# [Extracted data entries]
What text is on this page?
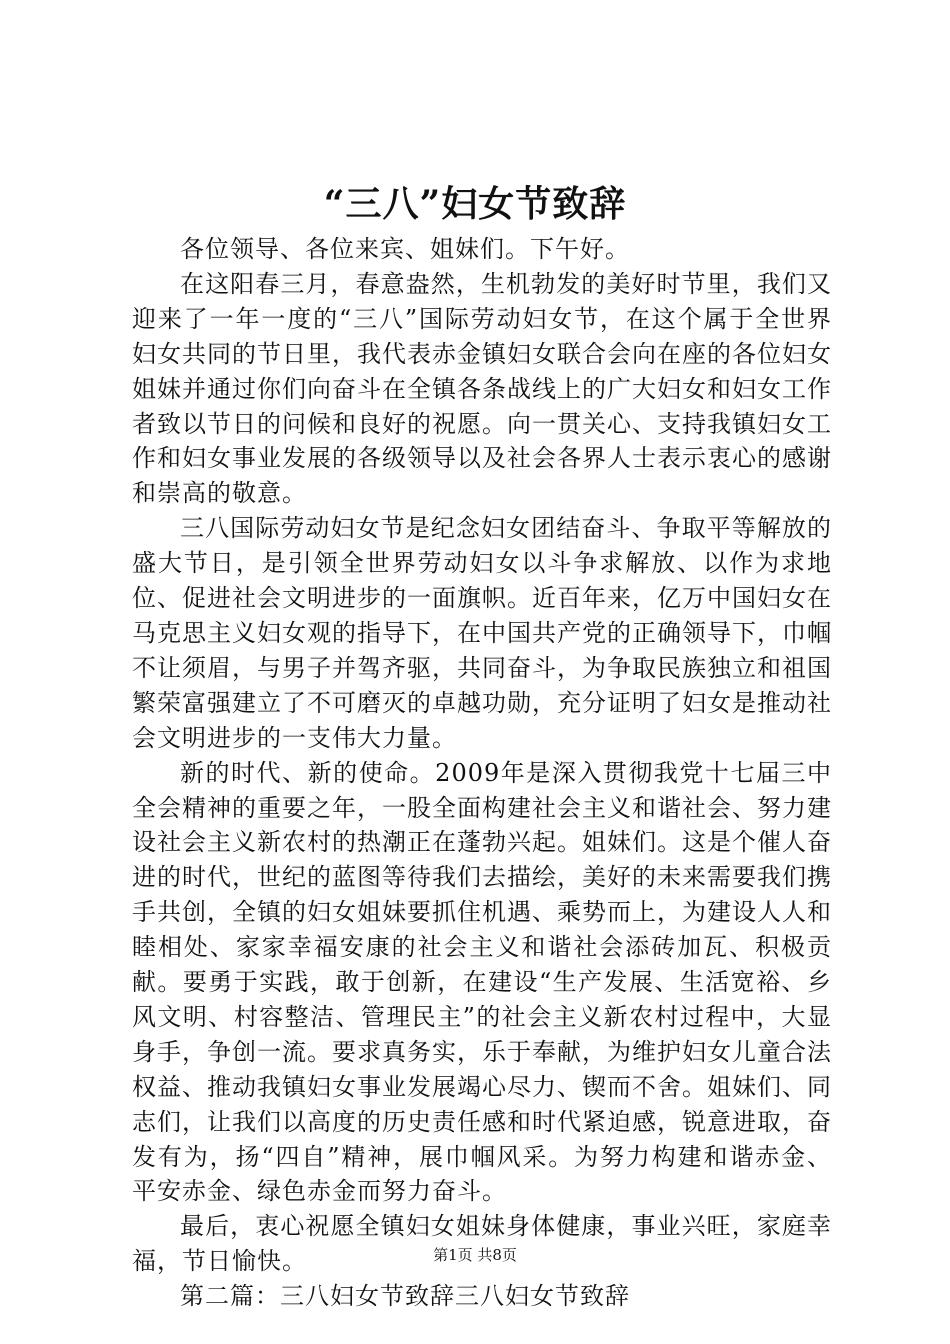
“三八”妇女节致辞

各位领导、各位来宾、姐妹们。下午好。

在这阳春三月，春意盎然，生机勃发的美好时节里，我们又迎来了一年一度的“三八”国际劳动妇女节，在这个属于全世界妇女共同的节日里，我代表赤金镇妇女联合会向在座的各位妇女姐妹并通过你们向奋斗在全镇各条战线上的广大妇女和妇女工作者致以节日的问候和良好的祝愿。向一贯关心、支持我镇妇女工作和妇女事业发展的各级领导以及社会各界人士表示衷心的感谢和崇高的敬意。

三八国际劳动妇女节是纪念妇女团结奋斗、争取平等解放的盛大节日，是引领全世界劳动妇女以斗争求解放、以作为求地位、促进社会文明进步的一面旗帜。近百年来，亿万中国妇女在马克思主义妇女观的指导下，在中国共产党的正确领导下，巾帼不让须眉，与男子并驾齐驱，共同奋斗，为争取民族独立和祖国繁荣富强建立了不可磨灭的卓越功勋，充分证明了妇女是推动社会文明进步的一支伟大力量。

新的时代、新的使命。2009年是深入贯彻我党十七届三中全会精神的重要之年，一股全面构建社会主义和谐社会、努力建设社会主义新农村的热潮正在蓬勃兴起。姐妹们。这是个催人奋进的时代，世纪的蓝图等待我们去描绘，美好的未来需要我们携手共创，全镇的妇女姐妹要抓住机遇、乘势而上，为建设人人和睦相处、家家幸福安康的社会主义和谐社会添砖加瓦、积极贡献。要勇于实践，敢于创新，在建设“生产发展、生活宽裕、乡风文明、村容整洁、管理民主”的社会主义新农村过程中，大显身手，争创一流。要求真务实，乐于奉献，为维护妇女儿童合法权益、推动我镇妇女事业发展竭心尽力、锲而不舍。姐妹们、同志们，让我们以高度的历史责任感和时代紧迫感，锐意进取，奋发有为，扬“四自”精神，展巾帼风采。为努力构建和谐赤金、平安赤金、绿色赤金而努力奋斗。

最后，衷心祝愿全镇妇女姐妹身体健康，事业兴旺，家庭幸福，节日愉快。

第二篇：三八妇女节致辞三八妇女节致辞

第1页 共8页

# [Problem to work on]
Go through the listing above and quote it exactly, apart from its images.

# [Correct result]
What text is on this page?
“三八”妇女节致辞

各位领导、各位来宾、姐妹们。下午好。

在这阳春三月，春意盎然，生机勃发的美好时节里，我们又迎来了一年一度的“三八”国际劳动妇女节，在这个属于全世界妇女共同的节日里，我代表赤金镇妇女联合会向在座的各位妇女姐妹并通过你们向奋斗在全镇各条战线上的广大妇女和妇女工作者致以节日的问候和良好的祝愿。向一贯关心、支持我镇妇女工作和妇女事业发展的各级领导以及社会各界人士表示衷心的感谢和崇高的敬意。

三八国际劳动妇女节是纪念妇女团结奋斗、争取平等解放的盛大节日，是引领全世界劳动妇女以斗争求解放、以作为求地位、促进社会文明进步的一面旗帜。近百年来，亿万中国妇女在马克思主义妇女观的指导下，在中国共产党的正确领导下，巾帼不让须眉，与男子并驾齐驱，共同奋斗，为争取民族独立和祖国繁荣富强建立了不可磨灭的卓越功勋，充分证明了妇女是推动社会文明进步的一支伟大力量。

新的时代、新的使命。2009年是深入贯彻我党十七届三中全会精神的重要之年，一股全面构建社会主义和谐社会、努力建设社会主义新农村的热潮正在蓬勃兴起。姐妹们。这是个催人奋进的时代，世纪的蓝图等待我们去描绘，美好的未来需要我们携手共创，全镇的妇女姐妹要抓住机遇、乘势而上，为建设人人和睦相处、家家幸福安康的社会主义和谐社会添砖加瓦、积极贡献。要勇于实践，敢于创新，在建设“生产发展、生活宽裕、乡风文明、村容整洁、管理民主”的社会主义新农村过程中，大显身手，争创一流。要求真务实，乐于奉献，为维护妇女儿童合法权益、推动我镇妇女事业发展竭心尽力、锲而不舍。姐妹们、同志们，让我们以高度的历史责任感和时代紧迫感，锐意进取，奋发有为，扬“四自”精神，展巾帼风采。为努力构建和谐赤金、平安赤金、绿色赤金而努力奋斗。

最后，衷心祝愿全镇妇女姐妹身体健康，事业兴旺，家庭幸福，节日愉快。

第二篇：三八妇女节致辞三八妇女节致辞

第1页 共8页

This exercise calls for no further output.